Directions:
Leave the pictures out and reproduce, exactly, the lines from the one with "Extract the structured" through the end of the entries below.
^^^^^^^^
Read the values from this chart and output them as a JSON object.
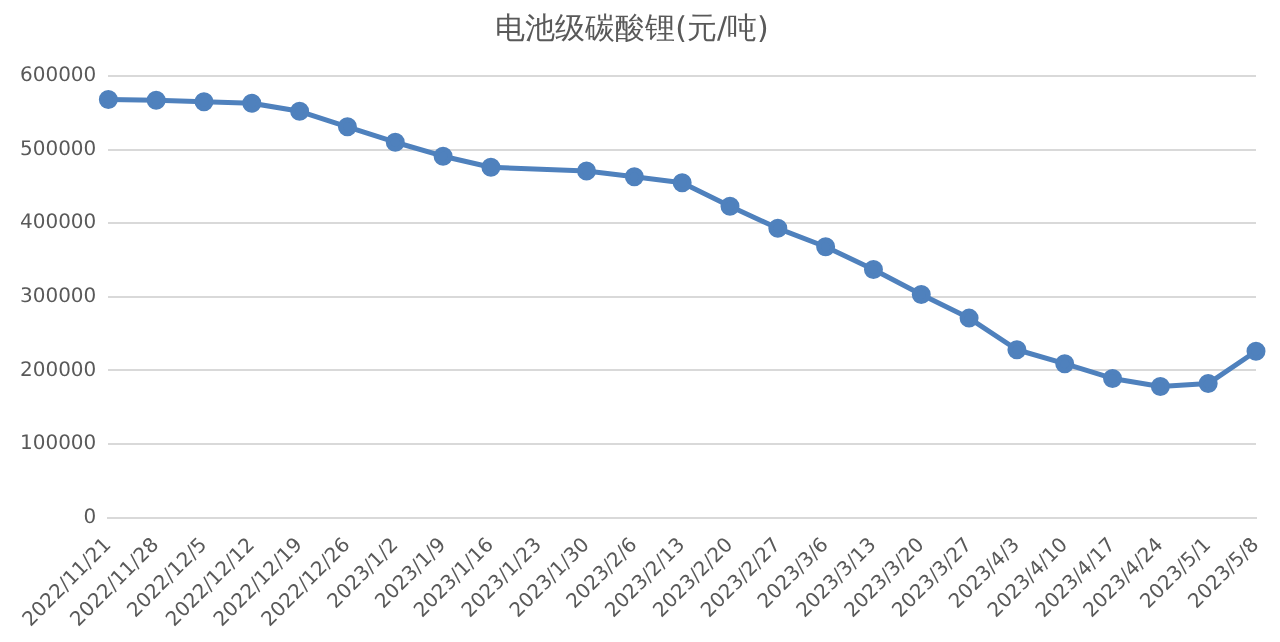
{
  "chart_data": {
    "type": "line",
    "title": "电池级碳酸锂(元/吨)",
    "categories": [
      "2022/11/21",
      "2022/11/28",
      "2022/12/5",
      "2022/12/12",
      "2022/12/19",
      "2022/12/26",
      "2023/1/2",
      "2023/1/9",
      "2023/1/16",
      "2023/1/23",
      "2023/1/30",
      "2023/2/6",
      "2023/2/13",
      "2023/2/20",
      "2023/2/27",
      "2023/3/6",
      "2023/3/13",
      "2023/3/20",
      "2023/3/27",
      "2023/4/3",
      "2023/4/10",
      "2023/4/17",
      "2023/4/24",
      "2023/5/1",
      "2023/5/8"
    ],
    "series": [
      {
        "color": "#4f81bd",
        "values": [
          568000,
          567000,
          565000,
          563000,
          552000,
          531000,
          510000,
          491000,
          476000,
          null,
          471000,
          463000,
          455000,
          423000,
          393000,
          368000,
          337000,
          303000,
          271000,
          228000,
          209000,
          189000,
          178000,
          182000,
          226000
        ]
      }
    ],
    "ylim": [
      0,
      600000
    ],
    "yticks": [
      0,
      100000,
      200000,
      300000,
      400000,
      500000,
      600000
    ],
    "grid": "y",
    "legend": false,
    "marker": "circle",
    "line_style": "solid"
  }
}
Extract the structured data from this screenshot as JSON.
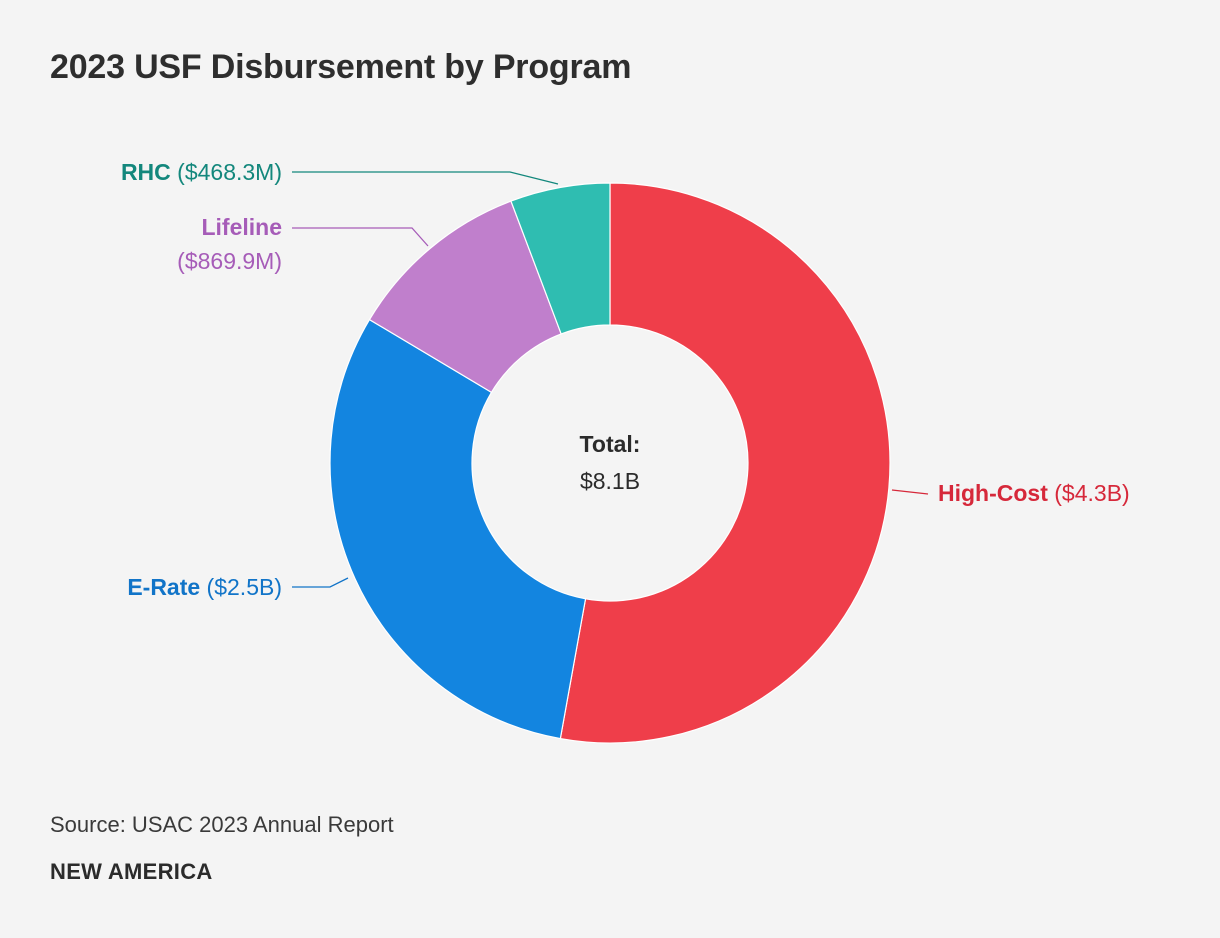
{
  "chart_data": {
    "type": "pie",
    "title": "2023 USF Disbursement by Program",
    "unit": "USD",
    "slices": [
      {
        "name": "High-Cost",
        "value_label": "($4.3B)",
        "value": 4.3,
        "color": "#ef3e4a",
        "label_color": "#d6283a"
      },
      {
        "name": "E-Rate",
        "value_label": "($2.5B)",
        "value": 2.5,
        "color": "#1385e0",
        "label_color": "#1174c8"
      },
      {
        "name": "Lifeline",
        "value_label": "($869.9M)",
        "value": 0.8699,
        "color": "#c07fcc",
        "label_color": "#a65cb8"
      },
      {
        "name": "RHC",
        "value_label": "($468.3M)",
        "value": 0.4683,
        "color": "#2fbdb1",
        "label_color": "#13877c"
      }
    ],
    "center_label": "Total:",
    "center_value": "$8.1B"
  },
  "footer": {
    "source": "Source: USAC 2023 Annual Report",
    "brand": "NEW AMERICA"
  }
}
^^^^^^^^
The answer:
Extract the structured data from this screenshot as JSON.
{
  "chart_data": {
    "type": "pie",
    "title": "2023 USF Disbursement by Program",
    "unit": "USD",
    "slices": [
      {
        "name": "High-Cost",
        "value_label": "($4.3B)",
        "value": 4.3,
        "color": "#ef3e4a",
        "label_color": "#d6283a"
      },
      {
        "name": "E-Rate",
        "value_label": "($2.5B)",
        "value": 2.5,
        "color": "#1385e0",
        "label_color": "#1174c8"
      },
      {
        "name": "Lifeline",
        "value_label": "($869.9M)",
        "value": 0.8699,
        "color": "#c07fcc",
        "label_color": "#a65cb8"
      },
      {
        "name": "RHC",
        "value_label": "($468.3M)",
        "value": 0.4683,
        "color": "#2fbdb1",
        "label_color": "#13877c"
      }
    ],
    "center_label": "Total:",
    "center_value": "$8.1B"
  },
  "footer": {
    "source": "Source: USAC 2023 Annual Report",
    "brand": "NEW AMERICA"
  }
}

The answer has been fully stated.